STATED EXERCISE: Copy every line of the data that includes the string "name".
▬▬▬▬▬▬
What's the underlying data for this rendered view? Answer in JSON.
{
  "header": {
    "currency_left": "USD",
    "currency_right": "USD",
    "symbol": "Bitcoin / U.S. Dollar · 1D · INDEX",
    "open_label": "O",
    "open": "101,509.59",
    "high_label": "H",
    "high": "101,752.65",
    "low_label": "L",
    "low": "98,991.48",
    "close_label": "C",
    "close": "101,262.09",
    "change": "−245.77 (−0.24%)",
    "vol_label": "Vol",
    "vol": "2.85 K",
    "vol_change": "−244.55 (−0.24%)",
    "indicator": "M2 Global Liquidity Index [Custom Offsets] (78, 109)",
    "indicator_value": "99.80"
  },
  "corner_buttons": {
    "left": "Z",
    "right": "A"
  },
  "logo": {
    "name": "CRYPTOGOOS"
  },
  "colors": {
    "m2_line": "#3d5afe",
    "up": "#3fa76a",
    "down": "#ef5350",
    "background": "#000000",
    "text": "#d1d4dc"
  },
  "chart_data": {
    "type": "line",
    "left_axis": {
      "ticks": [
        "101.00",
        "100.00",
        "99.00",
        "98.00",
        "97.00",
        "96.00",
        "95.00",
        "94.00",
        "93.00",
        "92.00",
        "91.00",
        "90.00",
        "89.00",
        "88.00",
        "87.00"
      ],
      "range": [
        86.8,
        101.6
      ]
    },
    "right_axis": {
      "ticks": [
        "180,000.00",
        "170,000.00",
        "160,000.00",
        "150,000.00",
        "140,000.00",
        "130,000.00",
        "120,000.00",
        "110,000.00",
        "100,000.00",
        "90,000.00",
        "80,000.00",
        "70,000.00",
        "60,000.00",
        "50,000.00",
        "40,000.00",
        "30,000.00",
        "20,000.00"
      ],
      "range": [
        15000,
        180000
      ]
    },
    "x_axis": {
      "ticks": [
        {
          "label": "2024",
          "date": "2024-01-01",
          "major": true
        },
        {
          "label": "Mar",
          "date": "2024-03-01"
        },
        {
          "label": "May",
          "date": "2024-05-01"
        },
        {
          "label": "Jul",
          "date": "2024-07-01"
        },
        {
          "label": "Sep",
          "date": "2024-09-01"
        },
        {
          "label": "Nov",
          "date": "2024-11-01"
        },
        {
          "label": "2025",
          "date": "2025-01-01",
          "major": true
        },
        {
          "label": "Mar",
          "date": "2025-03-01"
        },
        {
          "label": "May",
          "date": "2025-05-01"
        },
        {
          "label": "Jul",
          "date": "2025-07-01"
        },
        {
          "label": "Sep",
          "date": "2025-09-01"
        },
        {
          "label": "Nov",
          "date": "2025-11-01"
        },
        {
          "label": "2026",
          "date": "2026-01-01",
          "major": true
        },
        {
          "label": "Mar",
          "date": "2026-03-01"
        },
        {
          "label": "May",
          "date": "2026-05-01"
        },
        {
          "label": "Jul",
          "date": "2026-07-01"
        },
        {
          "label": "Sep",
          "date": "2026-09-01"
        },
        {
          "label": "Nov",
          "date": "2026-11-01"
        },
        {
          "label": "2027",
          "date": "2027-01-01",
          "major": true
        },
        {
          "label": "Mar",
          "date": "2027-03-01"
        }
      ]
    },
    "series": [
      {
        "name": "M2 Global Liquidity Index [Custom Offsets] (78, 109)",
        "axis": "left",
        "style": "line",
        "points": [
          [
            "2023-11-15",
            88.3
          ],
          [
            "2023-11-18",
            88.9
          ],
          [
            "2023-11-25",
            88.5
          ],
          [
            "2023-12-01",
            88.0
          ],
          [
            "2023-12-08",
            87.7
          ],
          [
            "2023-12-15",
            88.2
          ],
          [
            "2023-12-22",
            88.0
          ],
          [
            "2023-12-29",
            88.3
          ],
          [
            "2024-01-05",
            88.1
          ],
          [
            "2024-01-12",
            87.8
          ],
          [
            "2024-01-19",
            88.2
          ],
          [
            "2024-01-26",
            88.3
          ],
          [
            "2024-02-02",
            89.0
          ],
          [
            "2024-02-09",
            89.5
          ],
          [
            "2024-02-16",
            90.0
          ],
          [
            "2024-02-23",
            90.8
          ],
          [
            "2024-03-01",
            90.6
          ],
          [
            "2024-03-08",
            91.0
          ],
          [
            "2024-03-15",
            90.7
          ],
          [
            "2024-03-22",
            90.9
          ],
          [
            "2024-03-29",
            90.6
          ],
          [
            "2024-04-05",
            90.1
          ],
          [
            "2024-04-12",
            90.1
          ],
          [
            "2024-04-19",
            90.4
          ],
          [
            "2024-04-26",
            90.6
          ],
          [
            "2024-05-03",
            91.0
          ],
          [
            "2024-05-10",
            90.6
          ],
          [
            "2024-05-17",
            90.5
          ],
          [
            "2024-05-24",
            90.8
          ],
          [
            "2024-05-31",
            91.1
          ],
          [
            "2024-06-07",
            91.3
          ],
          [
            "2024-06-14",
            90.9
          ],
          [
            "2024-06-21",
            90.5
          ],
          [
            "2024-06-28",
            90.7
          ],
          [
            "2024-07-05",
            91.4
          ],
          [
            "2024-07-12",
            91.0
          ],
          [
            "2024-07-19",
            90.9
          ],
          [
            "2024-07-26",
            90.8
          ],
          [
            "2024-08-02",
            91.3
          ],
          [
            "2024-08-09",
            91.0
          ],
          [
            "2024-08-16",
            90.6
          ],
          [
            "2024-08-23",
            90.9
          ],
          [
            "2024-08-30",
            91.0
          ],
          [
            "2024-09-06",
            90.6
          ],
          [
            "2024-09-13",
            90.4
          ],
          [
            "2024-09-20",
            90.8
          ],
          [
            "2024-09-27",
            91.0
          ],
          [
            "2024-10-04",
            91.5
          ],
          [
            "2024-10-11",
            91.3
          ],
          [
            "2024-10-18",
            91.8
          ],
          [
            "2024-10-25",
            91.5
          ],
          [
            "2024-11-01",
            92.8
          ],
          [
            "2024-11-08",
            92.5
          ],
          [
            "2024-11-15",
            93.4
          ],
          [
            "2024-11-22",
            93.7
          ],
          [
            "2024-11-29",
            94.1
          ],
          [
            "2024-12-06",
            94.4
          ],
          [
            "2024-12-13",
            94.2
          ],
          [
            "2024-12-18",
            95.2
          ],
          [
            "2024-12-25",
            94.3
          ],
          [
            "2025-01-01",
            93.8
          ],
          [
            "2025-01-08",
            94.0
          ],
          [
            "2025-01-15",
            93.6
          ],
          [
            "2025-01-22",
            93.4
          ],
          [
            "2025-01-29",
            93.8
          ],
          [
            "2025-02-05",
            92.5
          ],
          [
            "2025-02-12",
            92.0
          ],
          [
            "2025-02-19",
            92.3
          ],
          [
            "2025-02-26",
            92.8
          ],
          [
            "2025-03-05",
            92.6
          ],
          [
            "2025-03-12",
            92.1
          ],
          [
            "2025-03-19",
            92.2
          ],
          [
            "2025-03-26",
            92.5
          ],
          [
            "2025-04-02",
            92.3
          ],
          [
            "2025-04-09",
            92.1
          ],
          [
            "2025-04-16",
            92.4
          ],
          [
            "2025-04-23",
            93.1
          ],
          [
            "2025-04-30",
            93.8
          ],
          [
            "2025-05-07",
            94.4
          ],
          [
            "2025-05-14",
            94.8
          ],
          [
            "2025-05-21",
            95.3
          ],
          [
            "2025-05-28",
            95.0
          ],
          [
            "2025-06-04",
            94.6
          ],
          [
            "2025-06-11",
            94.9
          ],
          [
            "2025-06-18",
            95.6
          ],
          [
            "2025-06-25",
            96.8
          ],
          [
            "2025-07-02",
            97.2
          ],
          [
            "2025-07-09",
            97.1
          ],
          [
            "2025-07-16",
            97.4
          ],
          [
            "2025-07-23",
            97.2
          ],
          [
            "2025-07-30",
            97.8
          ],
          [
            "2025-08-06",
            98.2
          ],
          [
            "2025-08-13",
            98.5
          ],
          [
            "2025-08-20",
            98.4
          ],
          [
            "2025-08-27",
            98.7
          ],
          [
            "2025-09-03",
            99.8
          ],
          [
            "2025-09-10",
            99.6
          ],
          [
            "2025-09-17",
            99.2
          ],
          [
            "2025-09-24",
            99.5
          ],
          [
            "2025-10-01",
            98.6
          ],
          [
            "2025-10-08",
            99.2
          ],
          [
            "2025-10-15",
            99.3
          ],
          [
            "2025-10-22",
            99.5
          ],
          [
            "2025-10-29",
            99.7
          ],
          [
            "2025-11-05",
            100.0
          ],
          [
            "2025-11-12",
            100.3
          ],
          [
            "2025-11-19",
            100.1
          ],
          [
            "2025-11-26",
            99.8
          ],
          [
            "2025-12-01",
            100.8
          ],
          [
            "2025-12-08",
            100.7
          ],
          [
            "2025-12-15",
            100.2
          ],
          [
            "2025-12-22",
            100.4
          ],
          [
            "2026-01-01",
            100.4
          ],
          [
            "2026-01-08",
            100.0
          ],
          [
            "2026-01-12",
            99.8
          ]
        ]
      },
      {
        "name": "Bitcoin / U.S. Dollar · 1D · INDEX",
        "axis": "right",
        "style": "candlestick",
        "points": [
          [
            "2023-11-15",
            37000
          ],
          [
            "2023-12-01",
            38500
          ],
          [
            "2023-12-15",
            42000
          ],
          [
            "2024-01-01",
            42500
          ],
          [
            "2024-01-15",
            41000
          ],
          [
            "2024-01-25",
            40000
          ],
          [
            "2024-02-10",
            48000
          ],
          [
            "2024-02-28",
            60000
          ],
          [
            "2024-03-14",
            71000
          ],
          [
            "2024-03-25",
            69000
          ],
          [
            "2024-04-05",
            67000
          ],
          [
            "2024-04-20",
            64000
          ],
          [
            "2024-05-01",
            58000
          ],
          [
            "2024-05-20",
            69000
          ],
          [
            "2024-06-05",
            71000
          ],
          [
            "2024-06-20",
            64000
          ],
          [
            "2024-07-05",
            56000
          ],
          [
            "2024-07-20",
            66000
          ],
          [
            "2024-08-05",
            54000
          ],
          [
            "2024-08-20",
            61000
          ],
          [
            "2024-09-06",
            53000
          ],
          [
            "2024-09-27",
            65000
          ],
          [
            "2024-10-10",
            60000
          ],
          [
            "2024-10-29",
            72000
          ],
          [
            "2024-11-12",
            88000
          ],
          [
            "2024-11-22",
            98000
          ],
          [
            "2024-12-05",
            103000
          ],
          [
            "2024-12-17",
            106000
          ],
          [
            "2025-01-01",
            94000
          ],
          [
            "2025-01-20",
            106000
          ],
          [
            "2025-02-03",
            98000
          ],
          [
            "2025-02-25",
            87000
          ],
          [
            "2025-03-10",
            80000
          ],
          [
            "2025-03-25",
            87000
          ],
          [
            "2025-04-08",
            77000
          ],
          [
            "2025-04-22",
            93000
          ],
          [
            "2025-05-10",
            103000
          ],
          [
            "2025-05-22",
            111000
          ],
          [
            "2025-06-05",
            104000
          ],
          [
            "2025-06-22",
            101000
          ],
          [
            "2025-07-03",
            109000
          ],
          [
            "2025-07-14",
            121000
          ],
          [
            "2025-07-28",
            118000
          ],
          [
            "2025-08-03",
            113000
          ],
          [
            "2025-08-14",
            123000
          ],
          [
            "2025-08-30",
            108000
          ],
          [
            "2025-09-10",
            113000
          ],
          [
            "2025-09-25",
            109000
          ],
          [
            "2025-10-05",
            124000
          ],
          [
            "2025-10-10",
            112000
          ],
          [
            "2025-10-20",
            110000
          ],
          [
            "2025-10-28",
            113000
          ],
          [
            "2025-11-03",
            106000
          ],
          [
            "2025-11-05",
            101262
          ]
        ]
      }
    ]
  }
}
▬▬▬▬▬▬
RESULT FOR THIS EXERCISE:
    "name": "CRYPTOGOOS"
        "name": "M2 Global Liquidity Index [Custom Offsets] (78, 109)",
        "name": "Bitcoin / U.S. Dollar · 1D · INDEX",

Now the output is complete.